## Aufgabenstellung:
Schreiben Sie aus dem Lesetext zur Gemeinsamen Agrarpolitik alles von „Versorgungssicherheit ist Gemeinschaftsaufgabe“ bis hinunter zu „völlig falsche Richtung.“ wörtlich ab.

━━━━━ Lesetext

Versorgungssicherheit ist Gemeinschaftsaufgabe

Gerade in Zeiten globaler Krisen braucht Europa eine solidarische, finanziell gut ausgestattete GAP, die alle Betriebsformen – ob groß oder klein – unterstützt und die Vielfalt der Landwirtschaft erhält. Denn um die potenziellen Risiken managen zu können, müssen wir Substanz erhalten und Wachstum zulassen. Europa als Friedensgemeinschaft muss daher die Versorgungssicherheit als Gemeinschaftsaufgabe sehen. Wenn jeder Mitgliedstaat künftig eigene Wege geht, drohen Lücken in der Versorgung, Preisschwankungen und ein Verlust an Stabilität. Die Reformvorschläge der EU-Kommission für die GAP ab 2028 gehen daher in die völlig falsche Richtung.

Zweckgebundenheit des GAP-Budgets europäisch absichern

Es braucht einen Stopp der faktischen Kürzungen bei der GAP. Die vorgesehenen 294 Mrd. Euro bedeuten real eine massive Kürzung von über 20 Prozent für Deutschland. Wenn die Politik erkannt hat, dass Investitionen in Infrastruktur und Versorgungssicherheit notwendig sind, dann muss das auch für die Landwirtschaft gelten. Das Budget der Gemeinsamen Agrarpolitik für die nächste Haushaltsperiode muss daher in realen Preisen mindestens stabil gehalten und eine verlässliche Einkommenswirkung für die Landwirte sichergestellt werden. Dazu gehört, die Zweckgebundenheit des GAP-Budgets europäisch abzusichern.

Bewährte Zwei-Säulen-Struktur erhalten

Die bewährte Struktur der GAP ist zu erhalten, es darf keine Renationalisierung geben. Die Abschaffung der Zwei-Säulen-Struktur und die Integration in einen allgemeinen Partnerschaftsfonds ist abzulehnen. Die GAP muss europäisch bleiben und die Entwicklung der ländlichen Räume muss im engen Schulterschluss mit der GAP ein eigenständiges Budget behalten. Nur so lassen sich gleiche Wettbewerbsbedingungen im europäischen Binnenmarkt und schließlich auch eine gemeinsame strategische Ausrichtung der europäischen Landwirtschaft schaffen. Gerade im Föderalstaat der Bundesrepublik Deutschland könnte es andernfalls zu massiven Strukturbrüchen kommen, wenn die Förderung von Landwirtschaft und ländlichen Räumen auseinanderliefe. Die Förderung zur Entwicklung des ländlichen Raums und die einkommenswirksame Förderung unserer Landwirte gehören beide als erste und zweite Säule als integraler Bestandteil in eine zukunftsfähige GAP. Sie fördern Wirtschaftlichkeit, Nachhaltigkeit, Innovationskraft, Investitionen, Resilienz und den Generationenwechsel in der Landwirtschaft.

━━━━━━━━━━
━━━━━ Bereitgestellte Daten

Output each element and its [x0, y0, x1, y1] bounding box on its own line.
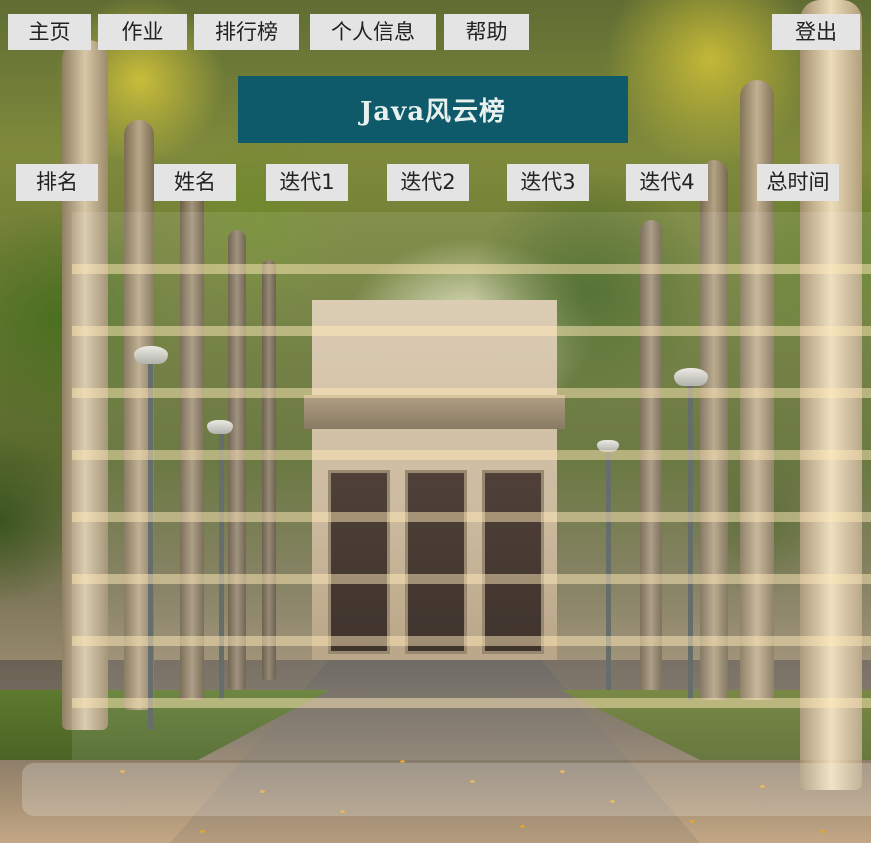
nav-help-button[interactable]: 帮助	[444, 14, 529, 50]
column-header-iteration-4[interactable]: 迭代4	[626, 164, 708, 201]
nav-ranking-button[interactable]: 排行榜	[194, 14, 299, 50]
column-header-name[interactable]: 姓名	[154, 164, 236, 201]
column-header-iteration-2[interactable]: 迭代2	[387, 164, 469, 201]
table-footer-row	[22, 763, 871, 816]
column-header-rank[interactable]: 排名	[16, 164, 98, 201]
ranking-table-rows	[72, 212, 871, 760]
page-title-banner: Java风云榜	[238, 76, 628, 143]
nav-homework-button[interactable]: 作业	[98, 14, 187, 50]
nav-profile-button[interactable]: 个人信息	[310, 14, 436, 50]
column-header-iteration-3[interactable]: 迭代3	[507, 164, 589, 201]
logout-button[interactable]: 登出	[772, 14, 860, 50]
page-title: Java风云榜	[359, 97, 507, 127]
column-header-iteration-1[interactable]: 迭代1	[266, 164, 348, 201]
nav-home-button[interactable]: 主页	[8, 14, 91, 50]
column-header-total-time[interactable]: 总时间	[757, 164, 839, 201]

━━━━━━━━━━

## Lösung:
Versorgungssicherheit ist Gemeinschaftsaufgabe

Gerade in Zeiten globaler Krisen braucht Europa eine solidarische, finanziell gut ausgestattete GAP, die alle Betriebsformen – ob groß oder klein – unterstützt und die Vielfalt der Landwirtschaft erhält. Denn um die potenziellen Risiken managen zu können, müssen wir Substanz erhalten und Wachstum zulassen. Europa als Friedensgemeinschaft muss daher die Versorgungssicherheit als Gemeinschaftsaufgabe sehen. Wenn jeder Mitgliedstaat künftig eigene Wege geht, drohen Lücken in der Versorgung, Preisschwankungen und ein Verlust an Stabilität. Die Reformvorschläge der EU-Kommission für die GAP ab 2028 gehen daher in die völlig falsche Richtung.